(Stored entries)

◇ ◇ ◇ ◇

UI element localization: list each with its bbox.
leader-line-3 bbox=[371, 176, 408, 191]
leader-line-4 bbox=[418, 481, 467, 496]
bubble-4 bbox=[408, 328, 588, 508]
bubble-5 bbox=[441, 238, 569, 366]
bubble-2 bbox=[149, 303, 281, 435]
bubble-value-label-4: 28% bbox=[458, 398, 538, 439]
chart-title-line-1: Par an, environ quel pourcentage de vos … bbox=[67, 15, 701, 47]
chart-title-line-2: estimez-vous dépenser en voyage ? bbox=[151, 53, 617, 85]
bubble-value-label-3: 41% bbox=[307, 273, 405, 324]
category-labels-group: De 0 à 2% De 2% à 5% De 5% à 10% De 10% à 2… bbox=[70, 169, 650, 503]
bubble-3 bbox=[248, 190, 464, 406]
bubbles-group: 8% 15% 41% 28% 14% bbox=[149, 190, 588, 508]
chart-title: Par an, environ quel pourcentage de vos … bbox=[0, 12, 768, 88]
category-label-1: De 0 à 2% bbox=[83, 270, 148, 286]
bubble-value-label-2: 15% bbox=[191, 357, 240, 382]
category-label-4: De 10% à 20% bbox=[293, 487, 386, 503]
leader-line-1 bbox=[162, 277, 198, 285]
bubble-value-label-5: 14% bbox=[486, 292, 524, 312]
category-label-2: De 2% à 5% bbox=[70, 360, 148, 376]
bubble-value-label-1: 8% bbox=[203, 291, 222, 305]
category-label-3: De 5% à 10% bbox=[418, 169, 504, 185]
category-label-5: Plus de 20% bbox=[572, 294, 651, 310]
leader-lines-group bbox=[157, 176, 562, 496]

◇ ◇ ◇ ◇

Rewrite the entire listing, replacing each "bubble-value-label" with "value-tag" and keeping all other text the same.

UI element localization: list each with its bbox.
leader-line-3 bbox=[371, 176, 408, 191]
leader-line-4 bbox=[418, 481, 467, 496]
bubble-4 bbox=[408, 328, 588, 508]
bubble-5 bbox=[441, 238, 569, 366]
bubble-2 bbox=[149, 303, 281, 435]
value-tag-4: 28% bbox=[458, 398, 538, 439]
chart-title-line-1: Par an, environ quel pourcentage de vos … bbox=[67, 15, 701, 47]
chart-title-line-2: estimez-vous dépenser en voyage ? bbox=[151, 53, 617, 85]
value-tag-3: 41% bbox=[307, 273, 405, 324]
category-labels-group: De 0 à 2% De 2% à 5% De 5% à 10% De 10% à 2… bbox=[70, 169, 650, 503]
bubble-3 bbox=[248, 190, 464, 406]
bubbles-group: 8% 15% 41% 28% 14% bbox=[149, 190, 588, 508]
chart-title: Par an, environ quel pourcentage de vos … bbox=[0, 12, 768, 88]
category-label-1: De 0 à 2% bbox=[83, 270, 148, 286]
value-tag-2: 15% bbox=[191, 357, 240, 382]
category-label-4: De 10% à 20% bbox=[293, 487, 386, 503]
leader-line-1 bbox=[162, 277, 198, 285]
value-tag-5: 14% bbox=[486, 292, 524, 312]
category-label-2: De 2% à 5% bbox=[70, 360, 148, 376]
value-tag-1: 8% bbox=[203, 291, 222, 305]
category-label-3: De 5% à 10% bbox=[418, 169, 504, 185]
category-label-5: Plus de 20% bbox=[572, 294, 651, 310]
leader-lines-group bbox=[157, 176, 562, 496]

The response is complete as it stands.